RECORDS FOR THE TASK

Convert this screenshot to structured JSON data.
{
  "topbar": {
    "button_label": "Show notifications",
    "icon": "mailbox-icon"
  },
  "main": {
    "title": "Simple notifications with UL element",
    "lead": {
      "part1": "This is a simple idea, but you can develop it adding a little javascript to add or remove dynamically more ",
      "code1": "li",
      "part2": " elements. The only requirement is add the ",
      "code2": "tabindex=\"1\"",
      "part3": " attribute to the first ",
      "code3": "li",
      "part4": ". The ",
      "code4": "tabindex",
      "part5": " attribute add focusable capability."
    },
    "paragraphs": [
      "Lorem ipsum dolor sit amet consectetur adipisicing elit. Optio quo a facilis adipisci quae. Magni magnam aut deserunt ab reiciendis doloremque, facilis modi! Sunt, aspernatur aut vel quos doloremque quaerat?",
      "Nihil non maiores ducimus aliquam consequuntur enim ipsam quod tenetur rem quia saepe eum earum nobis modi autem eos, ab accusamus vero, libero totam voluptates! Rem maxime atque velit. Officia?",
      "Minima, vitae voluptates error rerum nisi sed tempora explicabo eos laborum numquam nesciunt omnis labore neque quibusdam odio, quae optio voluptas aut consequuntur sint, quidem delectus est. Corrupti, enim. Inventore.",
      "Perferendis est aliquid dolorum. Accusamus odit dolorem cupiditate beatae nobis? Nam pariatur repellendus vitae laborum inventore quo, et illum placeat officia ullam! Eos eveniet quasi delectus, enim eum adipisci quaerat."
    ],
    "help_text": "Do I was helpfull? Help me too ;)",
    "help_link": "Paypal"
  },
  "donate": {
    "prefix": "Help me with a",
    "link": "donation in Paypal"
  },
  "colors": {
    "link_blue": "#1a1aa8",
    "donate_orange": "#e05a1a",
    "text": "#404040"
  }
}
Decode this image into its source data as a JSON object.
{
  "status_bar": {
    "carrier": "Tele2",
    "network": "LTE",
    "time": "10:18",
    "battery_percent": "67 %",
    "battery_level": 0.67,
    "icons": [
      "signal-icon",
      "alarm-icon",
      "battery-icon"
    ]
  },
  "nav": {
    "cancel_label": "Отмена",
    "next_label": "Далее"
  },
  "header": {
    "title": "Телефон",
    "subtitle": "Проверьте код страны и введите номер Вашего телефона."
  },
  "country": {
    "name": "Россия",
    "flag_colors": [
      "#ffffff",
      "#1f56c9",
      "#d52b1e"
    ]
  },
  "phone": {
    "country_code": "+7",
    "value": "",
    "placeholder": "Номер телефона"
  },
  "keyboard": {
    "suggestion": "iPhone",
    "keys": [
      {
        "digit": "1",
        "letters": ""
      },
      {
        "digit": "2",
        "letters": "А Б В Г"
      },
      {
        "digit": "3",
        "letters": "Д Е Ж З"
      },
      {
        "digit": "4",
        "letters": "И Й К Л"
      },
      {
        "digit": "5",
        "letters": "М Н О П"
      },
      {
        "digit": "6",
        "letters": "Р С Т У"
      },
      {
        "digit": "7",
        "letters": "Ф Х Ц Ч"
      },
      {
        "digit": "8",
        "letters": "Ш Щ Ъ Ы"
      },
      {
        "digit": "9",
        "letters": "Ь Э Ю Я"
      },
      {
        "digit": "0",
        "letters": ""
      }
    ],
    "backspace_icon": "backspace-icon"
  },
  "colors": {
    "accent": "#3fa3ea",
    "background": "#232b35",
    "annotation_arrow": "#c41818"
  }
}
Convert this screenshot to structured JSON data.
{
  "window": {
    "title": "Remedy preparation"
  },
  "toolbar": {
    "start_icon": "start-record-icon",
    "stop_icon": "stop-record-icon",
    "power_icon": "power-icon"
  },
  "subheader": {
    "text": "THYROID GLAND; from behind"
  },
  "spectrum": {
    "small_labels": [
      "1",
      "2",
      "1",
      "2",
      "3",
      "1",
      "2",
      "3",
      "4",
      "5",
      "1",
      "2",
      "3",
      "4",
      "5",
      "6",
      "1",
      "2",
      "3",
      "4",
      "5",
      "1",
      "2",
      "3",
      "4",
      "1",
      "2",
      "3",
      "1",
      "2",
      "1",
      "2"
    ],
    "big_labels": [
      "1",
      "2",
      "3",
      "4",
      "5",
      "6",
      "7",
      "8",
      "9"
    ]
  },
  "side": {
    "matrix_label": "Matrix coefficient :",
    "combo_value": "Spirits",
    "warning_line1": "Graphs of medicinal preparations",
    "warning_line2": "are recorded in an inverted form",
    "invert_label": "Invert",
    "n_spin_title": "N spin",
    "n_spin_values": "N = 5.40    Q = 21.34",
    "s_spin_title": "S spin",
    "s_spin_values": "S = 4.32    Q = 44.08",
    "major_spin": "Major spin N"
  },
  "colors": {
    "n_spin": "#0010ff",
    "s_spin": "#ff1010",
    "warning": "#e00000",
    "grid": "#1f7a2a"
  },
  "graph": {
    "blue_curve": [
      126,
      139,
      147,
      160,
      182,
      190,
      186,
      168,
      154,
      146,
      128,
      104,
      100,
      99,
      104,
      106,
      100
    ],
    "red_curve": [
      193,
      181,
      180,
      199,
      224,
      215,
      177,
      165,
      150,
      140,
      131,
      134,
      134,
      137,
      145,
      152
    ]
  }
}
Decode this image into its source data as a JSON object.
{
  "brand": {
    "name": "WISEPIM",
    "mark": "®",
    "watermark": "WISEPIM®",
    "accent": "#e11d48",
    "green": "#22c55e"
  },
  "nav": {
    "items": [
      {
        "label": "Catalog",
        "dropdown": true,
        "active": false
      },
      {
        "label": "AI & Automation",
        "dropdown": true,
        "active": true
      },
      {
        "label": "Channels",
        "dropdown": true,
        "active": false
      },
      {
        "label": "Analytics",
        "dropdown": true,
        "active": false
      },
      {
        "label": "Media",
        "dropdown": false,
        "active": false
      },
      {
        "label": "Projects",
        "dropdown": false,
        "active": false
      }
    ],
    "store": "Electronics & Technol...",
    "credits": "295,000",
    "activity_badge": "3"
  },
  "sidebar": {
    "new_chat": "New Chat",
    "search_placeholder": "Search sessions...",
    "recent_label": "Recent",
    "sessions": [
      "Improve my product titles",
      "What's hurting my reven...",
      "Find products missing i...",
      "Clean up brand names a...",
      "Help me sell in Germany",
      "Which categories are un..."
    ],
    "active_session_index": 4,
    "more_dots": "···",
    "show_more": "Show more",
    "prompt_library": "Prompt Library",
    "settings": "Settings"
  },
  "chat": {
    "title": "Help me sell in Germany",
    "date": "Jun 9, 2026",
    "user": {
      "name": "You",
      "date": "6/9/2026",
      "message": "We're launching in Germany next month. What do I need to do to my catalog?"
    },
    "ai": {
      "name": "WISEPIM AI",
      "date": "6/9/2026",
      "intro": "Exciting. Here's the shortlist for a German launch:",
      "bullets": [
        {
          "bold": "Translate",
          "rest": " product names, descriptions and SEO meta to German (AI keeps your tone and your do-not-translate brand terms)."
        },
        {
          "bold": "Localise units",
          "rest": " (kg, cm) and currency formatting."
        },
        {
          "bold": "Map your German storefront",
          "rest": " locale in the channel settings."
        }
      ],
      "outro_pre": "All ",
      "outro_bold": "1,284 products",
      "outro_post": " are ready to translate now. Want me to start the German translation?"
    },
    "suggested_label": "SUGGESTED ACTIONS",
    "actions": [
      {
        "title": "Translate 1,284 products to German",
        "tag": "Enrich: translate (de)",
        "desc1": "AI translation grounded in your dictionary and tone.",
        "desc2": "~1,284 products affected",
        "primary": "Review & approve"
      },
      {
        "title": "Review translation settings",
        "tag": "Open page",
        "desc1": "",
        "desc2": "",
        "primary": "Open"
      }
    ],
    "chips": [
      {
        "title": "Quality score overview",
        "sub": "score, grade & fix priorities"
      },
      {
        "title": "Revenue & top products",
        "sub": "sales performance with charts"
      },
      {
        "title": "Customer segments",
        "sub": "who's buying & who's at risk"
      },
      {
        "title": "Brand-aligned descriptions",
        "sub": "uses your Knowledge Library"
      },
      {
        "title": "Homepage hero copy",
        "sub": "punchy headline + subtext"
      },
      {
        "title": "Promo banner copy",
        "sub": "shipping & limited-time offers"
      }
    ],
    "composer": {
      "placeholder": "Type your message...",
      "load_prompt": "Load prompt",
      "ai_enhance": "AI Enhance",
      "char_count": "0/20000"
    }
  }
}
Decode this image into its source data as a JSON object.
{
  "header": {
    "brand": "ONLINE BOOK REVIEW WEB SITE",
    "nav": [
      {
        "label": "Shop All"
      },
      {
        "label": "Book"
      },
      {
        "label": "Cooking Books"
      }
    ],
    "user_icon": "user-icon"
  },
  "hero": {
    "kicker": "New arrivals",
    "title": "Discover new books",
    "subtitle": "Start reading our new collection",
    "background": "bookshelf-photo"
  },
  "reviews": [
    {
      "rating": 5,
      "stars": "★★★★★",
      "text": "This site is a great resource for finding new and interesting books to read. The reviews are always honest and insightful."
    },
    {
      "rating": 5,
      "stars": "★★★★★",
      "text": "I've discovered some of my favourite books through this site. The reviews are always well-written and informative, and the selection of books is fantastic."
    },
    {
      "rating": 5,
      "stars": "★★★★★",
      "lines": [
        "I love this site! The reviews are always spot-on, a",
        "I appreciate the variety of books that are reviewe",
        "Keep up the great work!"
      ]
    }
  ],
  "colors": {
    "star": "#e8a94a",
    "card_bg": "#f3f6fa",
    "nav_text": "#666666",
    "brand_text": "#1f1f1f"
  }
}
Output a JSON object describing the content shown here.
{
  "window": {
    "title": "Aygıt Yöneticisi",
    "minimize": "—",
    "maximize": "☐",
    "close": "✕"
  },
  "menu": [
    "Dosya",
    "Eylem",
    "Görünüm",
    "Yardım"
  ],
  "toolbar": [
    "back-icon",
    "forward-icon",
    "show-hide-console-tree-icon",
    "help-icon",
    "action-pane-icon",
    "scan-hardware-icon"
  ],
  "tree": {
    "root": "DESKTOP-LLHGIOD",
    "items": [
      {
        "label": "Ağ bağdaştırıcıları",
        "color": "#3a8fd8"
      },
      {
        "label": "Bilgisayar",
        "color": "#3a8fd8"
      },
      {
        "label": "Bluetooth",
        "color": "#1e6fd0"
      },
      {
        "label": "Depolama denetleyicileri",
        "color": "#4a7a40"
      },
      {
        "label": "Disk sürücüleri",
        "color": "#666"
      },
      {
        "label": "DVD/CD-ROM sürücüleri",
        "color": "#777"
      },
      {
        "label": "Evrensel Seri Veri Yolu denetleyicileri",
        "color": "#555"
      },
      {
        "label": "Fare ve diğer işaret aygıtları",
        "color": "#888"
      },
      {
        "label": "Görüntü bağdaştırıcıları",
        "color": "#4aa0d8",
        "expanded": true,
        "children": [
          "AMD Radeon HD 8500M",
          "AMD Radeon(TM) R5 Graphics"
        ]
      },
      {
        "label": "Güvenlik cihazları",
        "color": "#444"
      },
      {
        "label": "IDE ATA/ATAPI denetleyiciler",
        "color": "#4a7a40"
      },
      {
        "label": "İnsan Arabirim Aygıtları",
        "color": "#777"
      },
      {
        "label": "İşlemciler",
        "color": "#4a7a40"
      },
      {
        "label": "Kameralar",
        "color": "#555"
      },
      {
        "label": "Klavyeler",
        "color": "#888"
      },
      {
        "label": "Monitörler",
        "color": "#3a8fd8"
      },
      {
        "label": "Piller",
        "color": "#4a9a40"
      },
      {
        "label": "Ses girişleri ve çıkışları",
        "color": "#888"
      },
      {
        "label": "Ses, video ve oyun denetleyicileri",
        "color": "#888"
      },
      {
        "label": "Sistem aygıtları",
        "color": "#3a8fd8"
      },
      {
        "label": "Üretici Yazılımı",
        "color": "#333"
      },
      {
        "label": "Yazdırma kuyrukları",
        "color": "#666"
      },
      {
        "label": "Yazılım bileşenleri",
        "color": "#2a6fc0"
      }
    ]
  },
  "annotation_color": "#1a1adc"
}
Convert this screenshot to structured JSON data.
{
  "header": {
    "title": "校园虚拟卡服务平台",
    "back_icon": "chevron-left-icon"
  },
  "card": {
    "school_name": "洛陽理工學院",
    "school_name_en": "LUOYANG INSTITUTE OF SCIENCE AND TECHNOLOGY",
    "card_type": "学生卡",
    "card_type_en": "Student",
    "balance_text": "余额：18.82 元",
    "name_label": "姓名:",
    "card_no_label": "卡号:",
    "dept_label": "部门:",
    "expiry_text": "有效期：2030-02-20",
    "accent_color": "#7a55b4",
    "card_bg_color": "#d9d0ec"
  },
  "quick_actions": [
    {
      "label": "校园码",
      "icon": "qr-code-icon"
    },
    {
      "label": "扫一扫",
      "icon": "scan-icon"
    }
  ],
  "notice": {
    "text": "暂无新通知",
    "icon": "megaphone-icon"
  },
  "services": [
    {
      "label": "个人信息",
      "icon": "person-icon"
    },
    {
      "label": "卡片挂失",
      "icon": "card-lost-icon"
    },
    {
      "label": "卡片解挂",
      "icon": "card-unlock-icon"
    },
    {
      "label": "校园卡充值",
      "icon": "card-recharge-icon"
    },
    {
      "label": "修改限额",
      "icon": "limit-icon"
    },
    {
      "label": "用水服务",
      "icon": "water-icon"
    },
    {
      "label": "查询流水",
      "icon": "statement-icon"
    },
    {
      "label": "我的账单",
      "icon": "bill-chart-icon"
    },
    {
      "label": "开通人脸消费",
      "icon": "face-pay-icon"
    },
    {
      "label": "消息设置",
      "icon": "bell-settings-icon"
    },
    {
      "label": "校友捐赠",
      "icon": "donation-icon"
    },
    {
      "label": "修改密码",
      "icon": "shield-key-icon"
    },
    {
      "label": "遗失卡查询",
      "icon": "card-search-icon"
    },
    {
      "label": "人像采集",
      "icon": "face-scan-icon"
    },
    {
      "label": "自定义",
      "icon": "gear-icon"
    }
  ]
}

OBJECTIVE
Pull every line containing the word "scan" out of the material.

EXERCISE ANSWER
    "scan-hardware-icon"
      "icon": "scan-icon"
      "icon": "face-scan-icon"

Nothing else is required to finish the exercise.